— BEGIN DATASET ROWS —
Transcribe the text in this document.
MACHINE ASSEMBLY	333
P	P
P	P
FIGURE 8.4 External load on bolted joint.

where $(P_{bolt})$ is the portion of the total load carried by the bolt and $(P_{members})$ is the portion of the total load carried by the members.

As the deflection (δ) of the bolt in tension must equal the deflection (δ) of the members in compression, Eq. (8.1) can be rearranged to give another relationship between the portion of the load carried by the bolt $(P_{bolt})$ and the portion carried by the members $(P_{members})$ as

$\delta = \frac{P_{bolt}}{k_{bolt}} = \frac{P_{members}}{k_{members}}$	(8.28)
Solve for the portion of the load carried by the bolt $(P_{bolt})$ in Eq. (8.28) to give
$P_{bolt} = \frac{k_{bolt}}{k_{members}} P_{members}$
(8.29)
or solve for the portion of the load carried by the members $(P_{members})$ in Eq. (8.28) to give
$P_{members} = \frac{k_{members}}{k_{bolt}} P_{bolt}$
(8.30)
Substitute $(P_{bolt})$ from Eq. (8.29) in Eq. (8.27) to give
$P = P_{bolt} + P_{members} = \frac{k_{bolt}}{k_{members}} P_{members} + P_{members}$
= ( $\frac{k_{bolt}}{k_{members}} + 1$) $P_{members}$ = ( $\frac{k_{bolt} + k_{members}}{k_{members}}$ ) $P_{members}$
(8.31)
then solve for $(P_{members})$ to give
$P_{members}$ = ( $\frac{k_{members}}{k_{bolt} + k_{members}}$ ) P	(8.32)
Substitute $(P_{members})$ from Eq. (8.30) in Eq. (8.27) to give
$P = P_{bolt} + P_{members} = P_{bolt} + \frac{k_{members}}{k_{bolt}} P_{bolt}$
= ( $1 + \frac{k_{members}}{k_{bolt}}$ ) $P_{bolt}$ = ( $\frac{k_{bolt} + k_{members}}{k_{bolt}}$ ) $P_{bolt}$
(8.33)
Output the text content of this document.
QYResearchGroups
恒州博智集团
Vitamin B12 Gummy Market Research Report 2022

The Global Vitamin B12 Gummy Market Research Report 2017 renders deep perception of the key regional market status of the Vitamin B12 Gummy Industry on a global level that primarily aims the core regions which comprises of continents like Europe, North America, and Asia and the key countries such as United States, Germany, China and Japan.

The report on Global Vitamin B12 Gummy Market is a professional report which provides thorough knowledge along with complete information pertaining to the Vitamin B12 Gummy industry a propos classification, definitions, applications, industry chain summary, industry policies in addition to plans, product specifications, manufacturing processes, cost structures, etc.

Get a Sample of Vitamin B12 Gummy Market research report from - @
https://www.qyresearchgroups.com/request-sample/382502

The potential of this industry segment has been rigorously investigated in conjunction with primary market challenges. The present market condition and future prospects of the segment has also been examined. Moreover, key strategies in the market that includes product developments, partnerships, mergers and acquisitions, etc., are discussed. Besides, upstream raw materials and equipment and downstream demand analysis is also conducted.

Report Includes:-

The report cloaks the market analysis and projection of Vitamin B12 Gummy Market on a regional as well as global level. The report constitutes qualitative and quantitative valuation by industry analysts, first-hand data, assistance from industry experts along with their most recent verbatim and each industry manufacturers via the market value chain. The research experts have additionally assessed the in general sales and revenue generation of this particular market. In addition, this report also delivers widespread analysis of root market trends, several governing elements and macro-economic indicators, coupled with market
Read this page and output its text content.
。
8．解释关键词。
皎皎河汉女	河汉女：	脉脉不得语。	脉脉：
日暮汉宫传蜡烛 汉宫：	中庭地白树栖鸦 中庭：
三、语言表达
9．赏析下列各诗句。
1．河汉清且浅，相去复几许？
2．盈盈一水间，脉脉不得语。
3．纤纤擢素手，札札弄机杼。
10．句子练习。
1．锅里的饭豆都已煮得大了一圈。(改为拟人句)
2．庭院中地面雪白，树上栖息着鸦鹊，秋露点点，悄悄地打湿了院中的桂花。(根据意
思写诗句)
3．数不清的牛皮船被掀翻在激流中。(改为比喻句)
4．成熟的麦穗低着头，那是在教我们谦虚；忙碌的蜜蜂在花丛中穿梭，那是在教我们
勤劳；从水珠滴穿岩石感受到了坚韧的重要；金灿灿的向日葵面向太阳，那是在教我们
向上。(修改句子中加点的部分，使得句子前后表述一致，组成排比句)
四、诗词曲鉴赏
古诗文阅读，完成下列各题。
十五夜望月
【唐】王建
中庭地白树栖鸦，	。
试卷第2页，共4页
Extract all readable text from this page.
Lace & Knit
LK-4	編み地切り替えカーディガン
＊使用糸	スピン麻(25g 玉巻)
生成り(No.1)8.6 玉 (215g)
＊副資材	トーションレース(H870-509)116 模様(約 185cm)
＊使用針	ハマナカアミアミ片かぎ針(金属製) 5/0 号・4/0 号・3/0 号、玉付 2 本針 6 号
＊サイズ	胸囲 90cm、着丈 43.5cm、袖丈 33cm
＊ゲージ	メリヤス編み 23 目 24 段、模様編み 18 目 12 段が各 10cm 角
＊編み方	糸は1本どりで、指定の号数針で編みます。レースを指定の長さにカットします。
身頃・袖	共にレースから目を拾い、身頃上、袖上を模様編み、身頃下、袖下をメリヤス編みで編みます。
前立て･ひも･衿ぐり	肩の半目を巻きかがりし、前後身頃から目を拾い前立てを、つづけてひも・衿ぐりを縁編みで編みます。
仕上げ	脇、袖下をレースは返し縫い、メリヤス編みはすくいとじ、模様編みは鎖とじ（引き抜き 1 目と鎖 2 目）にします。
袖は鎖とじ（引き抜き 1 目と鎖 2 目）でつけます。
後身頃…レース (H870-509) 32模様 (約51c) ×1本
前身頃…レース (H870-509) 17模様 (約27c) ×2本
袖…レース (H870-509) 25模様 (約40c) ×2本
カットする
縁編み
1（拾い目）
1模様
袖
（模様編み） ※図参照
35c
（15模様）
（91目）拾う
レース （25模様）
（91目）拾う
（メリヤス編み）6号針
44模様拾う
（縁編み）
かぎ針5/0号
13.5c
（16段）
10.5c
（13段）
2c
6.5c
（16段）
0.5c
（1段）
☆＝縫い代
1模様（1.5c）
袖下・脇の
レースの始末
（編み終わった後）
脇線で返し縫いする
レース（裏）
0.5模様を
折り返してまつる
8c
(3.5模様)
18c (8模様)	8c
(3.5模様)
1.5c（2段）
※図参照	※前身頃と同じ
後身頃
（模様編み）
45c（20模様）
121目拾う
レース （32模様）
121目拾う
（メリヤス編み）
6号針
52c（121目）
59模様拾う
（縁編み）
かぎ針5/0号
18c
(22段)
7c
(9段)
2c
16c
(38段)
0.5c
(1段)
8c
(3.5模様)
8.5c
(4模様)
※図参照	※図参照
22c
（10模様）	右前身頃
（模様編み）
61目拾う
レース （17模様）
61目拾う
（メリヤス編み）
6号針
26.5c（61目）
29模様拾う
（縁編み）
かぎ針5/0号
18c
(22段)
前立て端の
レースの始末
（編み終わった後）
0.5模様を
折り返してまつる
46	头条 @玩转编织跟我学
— END DATASET ROWS —
[WHAT NEEDS TO BE DONE] Extract the whole listing, character for character.

[OUTPUT]
Transcribe the text in this document.
MACHINE ASSEMBLY	333
P	P
P	P
FIGURE 8.4 External load on bolted joint.

where $(P_{bolt})$ is the portion of the total load carried by the bolt and $(P_{members})$ is the portion of the total load carried by the members.

As the deflection (δ) of the bolt in tension must equal the deflection (δ) of the members in compression, Eq. (8.1) can be rearranged to give another relationship between the portion of the load carried by the bolt $(P_{bolt})$ and the portion carried by the members $(P_{members})$ as

$\delta = \frac{P_{bolt}}{k_{bolt}} = \frac{P_{members}}{k_{members}}$	(8.28)
Solve for the portion of the load carried by the bolt $(P_{bolt})$ in Eq. (8.28) to give
$P_{bolt} = \frac{k_{bolt}}{k_{members}} P_{members}$
(8.29)
or solve for the portion of the load carried by the members $(P_{members})$ in Eq. (8.28) to give
$P_{members} = \frac{k_{members}}{k_{bolt}} P_{bolt}$
(8.30)
Substitute $(P_{bolt})$ from Eq. (8.29) in Eq. (8.27) to give
$P = P_{bolt} + P_{members} = \frac{k_{bolt}}{k_{members}} P_{members} + P_{members}$
= ( $\frac{k_{bolt}}{k_{members}} + 1$) $P_{members}$ = ( $\frac{k_{bolt} + k_{members}}{k_{members}}$ ) $P_{members}$
(8.31)
then solve for $(P_{members})$ to give
$P_{members}$ = ( $\frac{k_{members}}{k_{bolt} + k_{members}}$ ) P	(8.32)
Substitute $(P_{members})$ from Eq. (8.30) in Eq. (8.27) to give
$P = P_{bolt} + P_{members} = P_{bolt} + \frac{k_{members}}{k_{bolt}} P_{bolt}$
= ( $1 + \frac{k_{members}}{k_{bolt}}$ ) $P_{bolt}$ = ( $\frac{k_{bolt} + k_{members}}{k_{bolt}}$ ) $P_{bolt}$
(8.33)
Output the text content of this document.
QYResearchGroups
恒州博智集团
Vitamin B12 Gummy Market Research Report 2022

The Global Vitamin B12 Gummy Market Research Report 2017 renders deep perception of the key regional market status of the Vitamin B12 Gummy Industry on a global level that primarily aims the core regions which comprises of continents like Europe, North America, and Asia and the key countries such as United States, Germany, China and Japan.

The report on Global Vitamin B12 Gummy Market is a professional report which provides thorough knowledge along with complete information pertaining to the Vitamin B12 Gummy industry a propos classification, definitions, applications, industry chain summary, industry policies in addition to plans, product specifications, manufacturing processes, cost structures, etc.

Get a Sample of Vitamin B12 Gummy Market research report from - @
https://www.qyresearchgroups.com/request-sample/382502

The potential of this industry segment has been rigorously investigated in conjunction with primary market challenges. The present market condition and future prospects of the segment has also been examined. Moreover, key strategies in the market that includes product developments, partnerships, mergers and acquisitions, etc., are discussed. Besides, upstream raw materials and equipment and downstream demand analysis is also conducted.

Report Includes:-

The report cloaks the market analysis and projection of Vitamin B12 Gummy Market on a regional as well as global level. The report constitutes qualitative and quantitative valuation by industry analysts, first-hand data, assistance from industry experts along with their most recent verbatim and each industry manufacturers via the market value chain. The research experts have additionally assessed the in general sales and revenue generation of this particular market. In addition, this report also delivers widespread analysis of root market trends, several governing elements and macro-economic indicators, coupled with market
Read this page and output its text content.
。
8．解释关键词。
皎皎河汉女	河汉女：	脉脉不得语。	脉脉：
日暮汉宫传蜡烛 汉宫：	中庭地白树栖鸦 中庭：
三、语言表达
9．赏析下列各诗句。
1．河汉清且浅，相去复几许？
2．盈盈一水间，脉脉不得语。
3．纤纤擢素手，札札弄机杼。
10．句子练习。
1．锅里的饭豆都已煮得大了一圈。(改为拟人句)
2．庭院中地面雪白，树上栖息着鸦鹊，秋露点点，悄悄地打湿了院中的桂花。(根据意
思写诗句)
3．数不清的牛皮船被掀翻在激流中。(改为比喻句)
4．成熟的麦穗低着头，那是在教我们谦虚；忙碌的蜜蜂在花丛中穿梭，那是在教我们
勤劳；从水珠滴穿岩石感受到了坚韧的重要；金灿灿的向日葵面向太阳，那是在教我们
向上。(修改句子中加点的部分，使得句子前后表述一致，组成排比句)
四、诗词曲鉴赏
古诗文阅读，完成下列各题。
十五夜望月
【唐】王建
中庭地白树栖鸦，	。
试卷第2页，共4页
Extract all readable text from this page.
Lace & Knit
LK-4	編み地切り替えカーディガン
＊使用糸	スピン麻(25g 玉巻)
生成り(No.1)8.6 玉 (215g)
＊副資材	トーションレース(H870-509)116 模様(約 185cm)
＊使用針	ハマナカアミアミ片かぎ針(金属製) 5/0 号・4/0 号・3/0 号、玉付 2 本針 6 号
＊サイズ	胸囲 90cm、着丈 43.5cm、袖丈 33cm
＊ゲージ	メリヤス編み 23 目 24 段、模様編み 18 目 12 段が各 10cm 角
＊編み方	糸は1本どりで、指定の号数針で編みます。レースを指定の長さにカットします。
身頃・袖	共にレースから目を拾い、身頃上、袖上を模様編み、身頃下、袖下をメリヤス編みで編みます。
前立て･ひも･衿ぐり	肩の半目を巻きかがりし、前後身頃から目を拾い前立てを、つづけてひも・衿ぐりを縁編みで編みます。
仕上げ	脇、袖下をレースは返し縫い、メリヤス編みはすくいとじ、模様編みは鎖とじ（引き抜き 1 目と鎖 2 目）にします。
袖は鎖とじ（引き抜き 1 目と鎖 2 目）でつけます。
後身頃…レース (H870-509) 32模様 (約51c) ×1本
前身頃…レース (H870-509) 17模様 (約27c) ×2本
袖…レース (H870-509) 25模様 (約40c) ×2本
カットする
縁編み
1（拾い目）
1模様
袖
（模様編み） ※図参照
35c
（15模様）
（91目）拾う
レース （25模様）
（91目）拾う
（メリヤス編み）6号針
44模様拾う
（縁編み）
かぎ針5/0号
13.5c
（16段）
10.5c
（13段）
2c
6.5c
（16段）
0.5c
（1段）
☆＝縫い代
1模様（1.5c）
袖下・脇の
レースの始末
（編み終わった後）
脇線で返し縫いする
レース（裏）
0.5模様を
折り返してまつる
8c
(3.5模様)
18c (8模様)	8c
(3.5模様)
1.5c（2段）
※図参照	※前身頃と同じ
後身頃
（模様編み）
45c（20模様）
121目拾う
レース （32模様）
121目拾う
（メリヤス編み）
6号針
52c（121目）
59模様拾う
（縁編み）
かぎ針5/0号
18c
(22段)
7c
(9段)
2c
16c
(38段)
0.5c
(1段)
8c
(3.5模様)
8.5c
(4模様)
※図参照	※図参照
22c
（10模様）	右前身頃
（模様編み）
61目拾う
レース （17模様）
61目拾う
（メリヤス編み）
6号針
26.5c（61目）
29模様拾う
（縁編み）
かぎ針5/0号
18c
(22段)
前立て端の
レースの始末
（編み終わった後）
0.5模様を
折り返してまつる
46	头条 @玩转编织跟我学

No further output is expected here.